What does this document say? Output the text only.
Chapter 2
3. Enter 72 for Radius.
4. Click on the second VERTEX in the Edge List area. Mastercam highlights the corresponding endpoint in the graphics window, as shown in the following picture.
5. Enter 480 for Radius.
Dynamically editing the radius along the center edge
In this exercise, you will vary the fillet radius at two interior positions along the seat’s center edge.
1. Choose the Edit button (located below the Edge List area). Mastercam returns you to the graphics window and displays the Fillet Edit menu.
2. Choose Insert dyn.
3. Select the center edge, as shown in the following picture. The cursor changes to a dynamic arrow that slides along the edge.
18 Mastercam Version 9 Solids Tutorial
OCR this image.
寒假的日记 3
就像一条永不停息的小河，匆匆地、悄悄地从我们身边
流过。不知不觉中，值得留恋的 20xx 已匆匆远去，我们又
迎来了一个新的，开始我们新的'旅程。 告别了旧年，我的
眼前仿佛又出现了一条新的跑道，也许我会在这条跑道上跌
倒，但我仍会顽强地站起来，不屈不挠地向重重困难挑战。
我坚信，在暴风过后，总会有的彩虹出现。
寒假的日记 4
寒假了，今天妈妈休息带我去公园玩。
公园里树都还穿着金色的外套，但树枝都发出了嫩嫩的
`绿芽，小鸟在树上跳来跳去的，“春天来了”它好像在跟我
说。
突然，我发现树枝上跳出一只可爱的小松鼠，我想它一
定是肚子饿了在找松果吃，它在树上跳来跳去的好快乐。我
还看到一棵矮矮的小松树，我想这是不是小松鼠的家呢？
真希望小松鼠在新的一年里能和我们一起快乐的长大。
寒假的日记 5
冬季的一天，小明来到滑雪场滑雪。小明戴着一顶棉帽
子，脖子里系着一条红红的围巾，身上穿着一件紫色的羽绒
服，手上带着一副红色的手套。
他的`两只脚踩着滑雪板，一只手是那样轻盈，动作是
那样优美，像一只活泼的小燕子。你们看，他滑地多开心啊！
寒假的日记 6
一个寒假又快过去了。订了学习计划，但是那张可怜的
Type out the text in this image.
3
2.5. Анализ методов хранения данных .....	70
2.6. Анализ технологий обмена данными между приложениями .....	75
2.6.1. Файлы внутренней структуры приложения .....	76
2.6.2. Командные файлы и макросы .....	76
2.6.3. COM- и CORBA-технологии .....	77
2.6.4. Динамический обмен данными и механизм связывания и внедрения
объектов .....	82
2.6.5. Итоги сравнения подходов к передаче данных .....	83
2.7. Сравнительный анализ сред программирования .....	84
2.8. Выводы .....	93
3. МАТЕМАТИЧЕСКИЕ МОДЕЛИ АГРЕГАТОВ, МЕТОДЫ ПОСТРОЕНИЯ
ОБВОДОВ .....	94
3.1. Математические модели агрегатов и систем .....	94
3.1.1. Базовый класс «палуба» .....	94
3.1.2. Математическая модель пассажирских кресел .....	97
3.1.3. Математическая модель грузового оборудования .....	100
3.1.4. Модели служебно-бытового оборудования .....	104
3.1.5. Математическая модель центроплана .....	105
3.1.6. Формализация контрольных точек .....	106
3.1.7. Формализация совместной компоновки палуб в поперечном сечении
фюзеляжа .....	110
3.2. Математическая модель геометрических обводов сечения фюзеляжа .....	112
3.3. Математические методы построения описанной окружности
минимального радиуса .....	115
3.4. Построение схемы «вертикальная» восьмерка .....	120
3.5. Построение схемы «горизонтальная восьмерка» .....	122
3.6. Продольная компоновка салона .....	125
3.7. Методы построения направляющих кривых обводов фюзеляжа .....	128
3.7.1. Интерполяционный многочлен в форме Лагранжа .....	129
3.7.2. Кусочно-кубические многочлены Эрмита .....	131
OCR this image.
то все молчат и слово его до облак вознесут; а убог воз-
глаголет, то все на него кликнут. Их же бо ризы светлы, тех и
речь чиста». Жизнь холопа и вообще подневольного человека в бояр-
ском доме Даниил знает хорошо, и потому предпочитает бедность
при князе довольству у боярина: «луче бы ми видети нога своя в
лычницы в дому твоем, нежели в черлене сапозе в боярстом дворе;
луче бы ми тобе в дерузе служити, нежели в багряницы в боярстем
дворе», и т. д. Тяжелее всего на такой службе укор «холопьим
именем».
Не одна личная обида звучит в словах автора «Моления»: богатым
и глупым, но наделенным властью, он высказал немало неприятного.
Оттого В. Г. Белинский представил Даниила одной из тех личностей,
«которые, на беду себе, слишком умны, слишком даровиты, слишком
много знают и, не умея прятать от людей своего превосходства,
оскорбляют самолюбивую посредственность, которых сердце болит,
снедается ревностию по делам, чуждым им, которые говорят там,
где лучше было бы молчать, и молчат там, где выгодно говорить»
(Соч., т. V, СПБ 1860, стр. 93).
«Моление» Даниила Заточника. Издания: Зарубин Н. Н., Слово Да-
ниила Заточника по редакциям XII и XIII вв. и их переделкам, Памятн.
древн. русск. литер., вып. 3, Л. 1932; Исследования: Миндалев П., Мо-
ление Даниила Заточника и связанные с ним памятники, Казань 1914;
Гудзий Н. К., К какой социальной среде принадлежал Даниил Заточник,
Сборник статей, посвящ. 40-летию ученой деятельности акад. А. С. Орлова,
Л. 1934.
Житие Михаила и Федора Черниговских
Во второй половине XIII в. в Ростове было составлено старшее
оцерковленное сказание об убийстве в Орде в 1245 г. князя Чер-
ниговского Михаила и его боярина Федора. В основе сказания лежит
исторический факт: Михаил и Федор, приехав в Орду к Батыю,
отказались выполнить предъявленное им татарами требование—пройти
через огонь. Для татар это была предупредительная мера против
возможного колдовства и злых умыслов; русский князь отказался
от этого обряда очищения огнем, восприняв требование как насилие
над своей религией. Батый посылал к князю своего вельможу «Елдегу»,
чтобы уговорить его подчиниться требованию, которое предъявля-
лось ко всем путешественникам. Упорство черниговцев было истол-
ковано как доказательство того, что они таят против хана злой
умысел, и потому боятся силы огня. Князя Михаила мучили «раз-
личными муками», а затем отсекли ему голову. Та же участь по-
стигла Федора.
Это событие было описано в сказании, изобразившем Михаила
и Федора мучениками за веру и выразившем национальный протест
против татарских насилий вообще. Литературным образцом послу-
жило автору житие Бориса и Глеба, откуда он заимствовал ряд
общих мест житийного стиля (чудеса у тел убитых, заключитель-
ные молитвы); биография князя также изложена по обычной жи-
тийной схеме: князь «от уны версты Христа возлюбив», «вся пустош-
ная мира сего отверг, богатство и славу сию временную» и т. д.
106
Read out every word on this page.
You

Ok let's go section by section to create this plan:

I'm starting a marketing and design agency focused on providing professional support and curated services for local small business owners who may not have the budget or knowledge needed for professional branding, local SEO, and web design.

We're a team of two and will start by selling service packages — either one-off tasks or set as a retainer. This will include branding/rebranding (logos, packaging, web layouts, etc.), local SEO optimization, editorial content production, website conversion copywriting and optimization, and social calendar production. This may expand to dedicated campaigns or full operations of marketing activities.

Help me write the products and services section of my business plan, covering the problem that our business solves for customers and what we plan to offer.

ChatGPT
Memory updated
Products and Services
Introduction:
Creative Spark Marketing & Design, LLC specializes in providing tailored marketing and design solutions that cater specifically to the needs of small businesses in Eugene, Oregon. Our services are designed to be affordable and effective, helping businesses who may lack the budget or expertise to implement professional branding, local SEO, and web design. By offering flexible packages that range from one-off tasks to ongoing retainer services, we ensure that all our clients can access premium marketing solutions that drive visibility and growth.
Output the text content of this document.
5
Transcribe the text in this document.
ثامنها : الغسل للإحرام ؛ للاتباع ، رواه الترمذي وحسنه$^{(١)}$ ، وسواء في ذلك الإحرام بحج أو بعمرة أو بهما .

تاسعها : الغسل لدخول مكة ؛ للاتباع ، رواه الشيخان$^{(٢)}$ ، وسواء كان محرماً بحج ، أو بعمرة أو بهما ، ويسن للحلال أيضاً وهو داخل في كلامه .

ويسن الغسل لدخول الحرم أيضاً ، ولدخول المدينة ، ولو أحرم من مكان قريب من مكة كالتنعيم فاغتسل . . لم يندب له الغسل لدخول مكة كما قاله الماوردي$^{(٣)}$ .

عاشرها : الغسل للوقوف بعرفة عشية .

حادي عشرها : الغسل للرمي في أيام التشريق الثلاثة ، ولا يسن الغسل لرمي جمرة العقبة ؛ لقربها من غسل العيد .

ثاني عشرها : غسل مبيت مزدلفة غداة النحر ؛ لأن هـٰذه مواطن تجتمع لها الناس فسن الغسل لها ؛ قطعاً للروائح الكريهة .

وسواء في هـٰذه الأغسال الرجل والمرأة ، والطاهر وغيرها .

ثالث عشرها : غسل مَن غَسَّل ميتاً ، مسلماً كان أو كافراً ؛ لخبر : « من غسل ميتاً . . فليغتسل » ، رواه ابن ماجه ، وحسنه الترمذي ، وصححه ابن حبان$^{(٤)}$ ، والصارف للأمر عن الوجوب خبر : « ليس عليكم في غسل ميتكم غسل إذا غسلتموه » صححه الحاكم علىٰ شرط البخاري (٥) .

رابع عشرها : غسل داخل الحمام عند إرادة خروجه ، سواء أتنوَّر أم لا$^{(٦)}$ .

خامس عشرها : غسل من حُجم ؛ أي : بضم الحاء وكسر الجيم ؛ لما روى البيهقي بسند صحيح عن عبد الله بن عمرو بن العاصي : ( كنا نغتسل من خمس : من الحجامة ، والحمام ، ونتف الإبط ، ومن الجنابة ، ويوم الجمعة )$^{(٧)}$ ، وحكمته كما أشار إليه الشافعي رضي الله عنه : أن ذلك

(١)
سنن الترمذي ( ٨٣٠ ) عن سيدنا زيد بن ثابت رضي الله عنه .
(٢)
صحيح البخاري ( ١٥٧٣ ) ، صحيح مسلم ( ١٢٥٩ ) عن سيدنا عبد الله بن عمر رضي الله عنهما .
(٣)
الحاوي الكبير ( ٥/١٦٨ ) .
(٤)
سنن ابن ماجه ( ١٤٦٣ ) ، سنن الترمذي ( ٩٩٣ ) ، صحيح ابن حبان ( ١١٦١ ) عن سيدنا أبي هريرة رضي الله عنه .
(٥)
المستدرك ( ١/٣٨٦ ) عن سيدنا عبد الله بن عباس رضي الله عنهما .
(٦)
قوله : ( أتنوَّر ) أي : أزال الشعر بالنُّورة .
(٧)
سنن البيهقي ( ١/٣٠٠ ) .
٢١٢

**To be done**
Review the material and copy each line in which the word "picture" appears.

**Exercise solution**
4. Click on the second VERTEX in the Edge List area. Mastercam highlights the corresponding endpoint in the graphics window, as shown in the following picture.
3. Select the center edge, as shown in the following picture. The cursor changes to a dynamic arrow that slides along the edge.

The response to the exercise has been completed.